# SET EXERCISE
Locate all lines with the word "sowie". Copy them.

**** EXERCISE INPUT ****

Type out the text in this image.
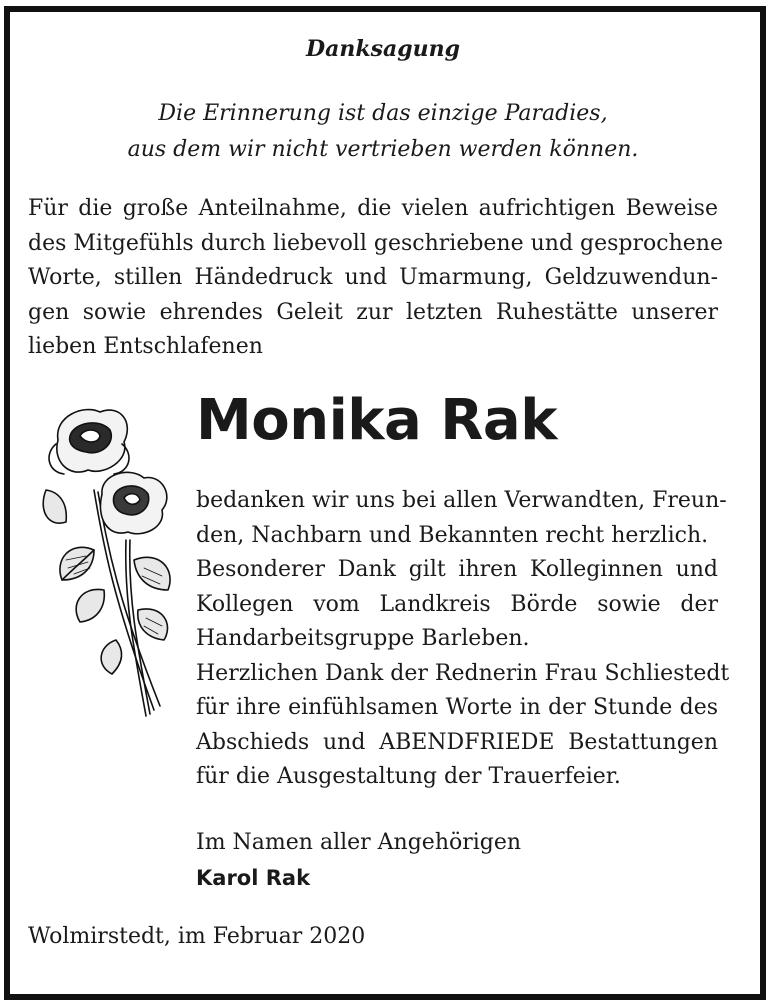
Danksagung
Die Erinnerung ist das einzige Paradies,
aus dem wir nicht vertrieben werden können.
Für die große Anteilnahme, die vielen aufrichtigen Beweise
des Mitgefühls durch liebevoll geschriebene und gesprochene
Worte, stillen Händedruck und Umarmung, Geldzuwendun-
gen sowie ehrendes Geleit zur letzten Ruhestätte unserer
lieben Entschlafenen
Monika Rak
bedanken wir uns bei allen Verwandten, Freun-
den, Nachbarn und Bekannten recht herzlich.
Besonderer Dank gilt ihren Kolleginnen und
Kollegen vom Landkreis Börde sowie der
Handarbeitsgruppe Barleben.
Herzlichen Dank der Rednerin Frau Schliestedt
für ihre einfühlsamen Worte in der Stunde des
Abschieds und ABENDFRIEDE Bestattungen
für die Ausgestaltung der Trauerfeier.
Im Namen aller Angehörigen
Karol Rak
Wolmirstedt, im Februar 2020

****

# EXPECTED OUTPUT
gen sowie ehrendes Geleit zur letzten Ruhestätte unserer
Kollegen vom Landkreis Börde sowie der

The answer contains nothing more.